++++ Source records ++++
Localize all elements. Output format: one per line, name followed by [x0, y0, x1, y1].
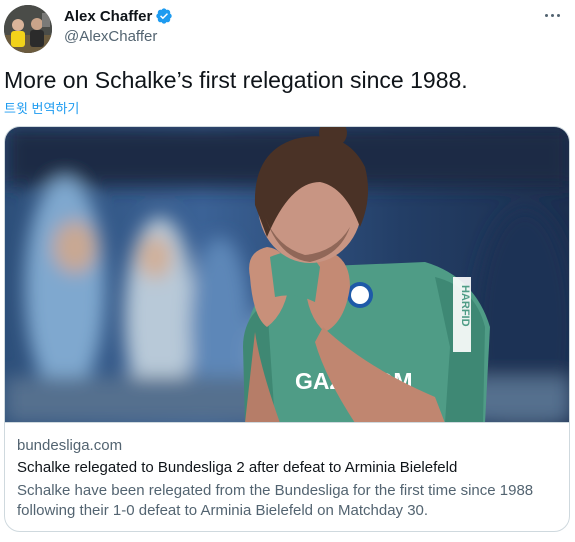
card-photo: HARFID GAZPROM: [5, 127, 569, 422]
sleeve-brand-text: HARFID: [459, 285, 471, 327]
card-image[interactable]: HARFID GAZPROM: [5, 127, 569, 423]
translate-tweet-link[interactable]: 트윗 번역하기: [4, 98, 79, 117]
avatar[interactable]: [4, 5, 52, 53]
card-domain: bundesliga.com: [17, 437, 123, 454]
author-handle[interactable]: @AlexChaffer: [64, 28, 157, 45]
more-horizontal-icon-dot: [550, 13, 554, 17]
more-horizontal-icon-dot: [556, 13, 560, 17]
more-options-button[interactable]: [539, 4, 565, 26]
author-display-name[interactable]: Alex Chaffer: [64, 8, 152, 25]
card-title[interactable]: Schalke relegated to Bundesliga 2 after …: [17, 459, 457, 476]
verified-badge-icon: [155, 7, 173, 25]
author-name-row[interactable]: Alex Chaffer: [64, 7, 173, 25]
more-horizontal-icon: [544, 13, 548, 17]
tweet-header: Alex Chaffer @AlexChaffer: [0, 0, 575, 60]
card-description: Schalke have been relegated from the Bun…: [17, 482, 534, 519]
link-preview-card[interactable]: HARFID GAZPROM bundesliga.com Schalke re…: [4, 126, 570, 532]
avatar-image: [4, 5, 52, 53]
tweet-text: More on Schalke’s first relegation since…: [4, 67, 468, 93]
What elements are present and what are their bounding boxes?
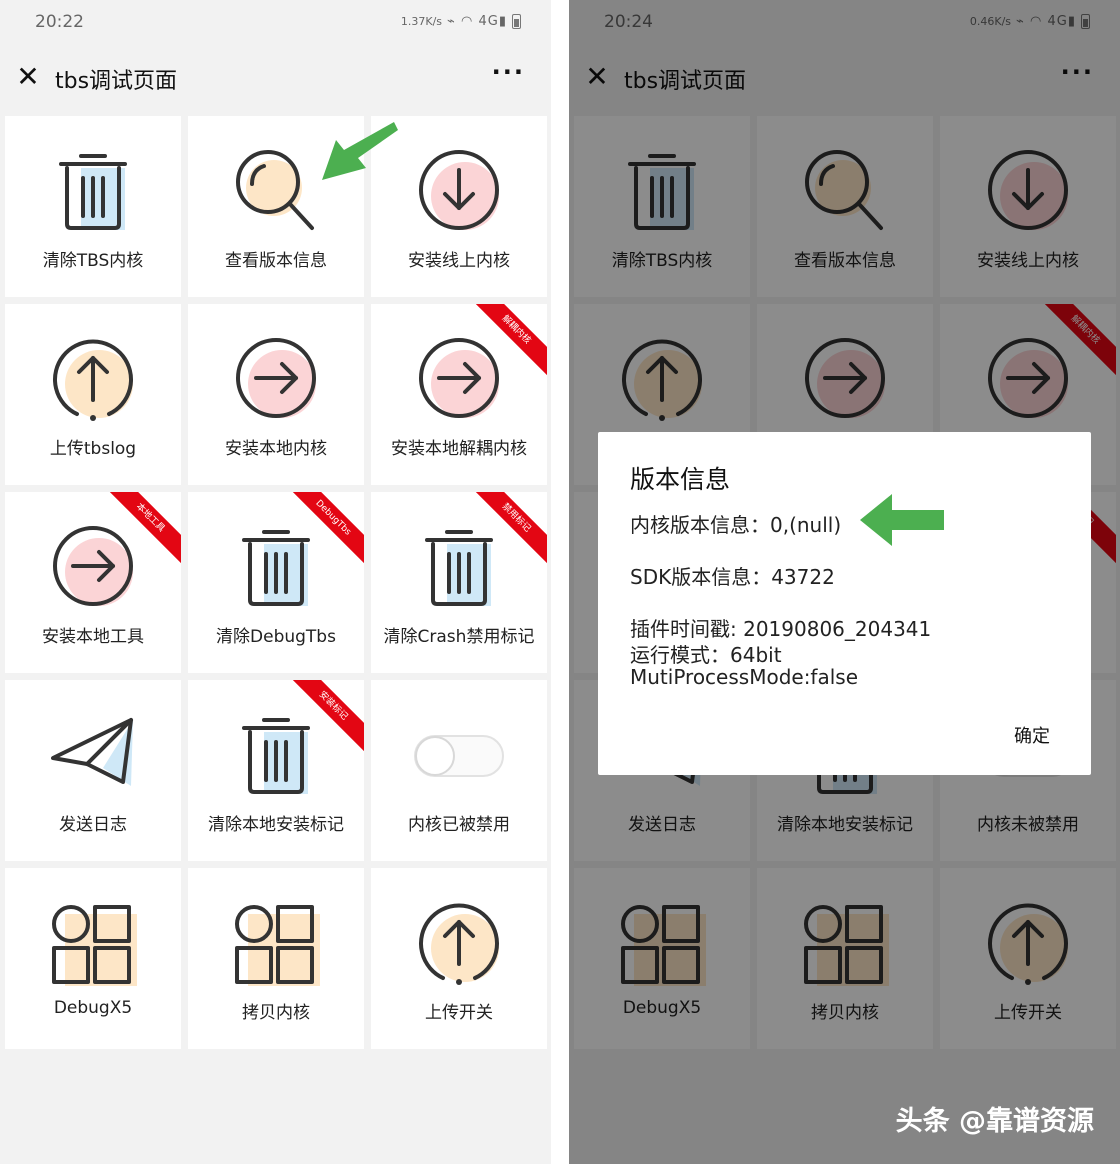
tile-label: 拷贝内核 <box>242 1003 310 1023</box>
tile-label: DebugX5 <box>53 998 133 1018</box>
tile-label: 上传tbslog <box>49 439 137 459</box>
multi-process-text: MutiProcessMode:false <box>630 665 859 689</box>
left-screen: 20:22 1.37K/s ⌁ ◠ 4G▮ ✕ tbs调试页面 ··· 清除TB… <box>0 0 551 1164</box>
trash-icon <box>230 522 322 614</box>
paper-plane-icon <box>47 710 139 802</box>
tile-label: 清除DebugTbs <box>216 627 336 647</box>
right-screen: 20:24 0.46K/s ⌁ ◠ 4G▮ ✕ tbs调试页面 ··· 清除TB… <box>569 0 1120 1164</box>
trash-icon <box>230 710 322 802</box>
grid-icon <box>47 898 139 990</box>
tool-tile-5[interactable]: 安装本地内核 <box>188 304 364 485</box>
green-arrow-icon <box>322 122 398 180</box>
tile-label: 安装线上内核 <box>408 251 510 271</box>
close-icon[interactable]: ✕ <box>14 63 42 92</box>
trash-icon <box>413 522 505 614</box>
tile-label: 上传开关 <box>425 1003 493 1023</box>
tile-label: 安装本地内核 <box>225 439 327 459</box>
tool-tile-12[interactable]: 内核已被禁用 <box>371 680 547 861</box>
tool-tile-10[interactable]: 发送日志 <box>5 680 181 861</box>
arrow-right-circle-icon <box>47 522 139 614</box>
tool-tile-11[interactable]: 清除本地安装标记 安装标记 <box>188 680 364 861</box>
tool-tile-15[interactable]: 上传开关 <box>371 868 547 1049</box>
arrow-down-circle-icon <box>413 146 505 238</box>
++++
Copy the lines verbatim from the line containing "tile-label: 拷贝内核 <box>242 1003 310 1023</box>" up to and including the line containing "left-screen: 20:22 1.37K/s".

__The response__.
tile-label: 拷贝内核 <box>242 1003 310 1023</box>
tile-label: DebugX5 <box>53 998 133 1018</box>
tile-label: 上传tbslog <box>49 439 137 459</box>
multi-process-text: MutiProcessMode:false <box>630 665 859 689</box>
left-screen: 20:22 1.37K/s ⌁ ◠ 4G▮ ✕ tbs调试页面 ··· 清除TB… <box>0 0 551 1164</box>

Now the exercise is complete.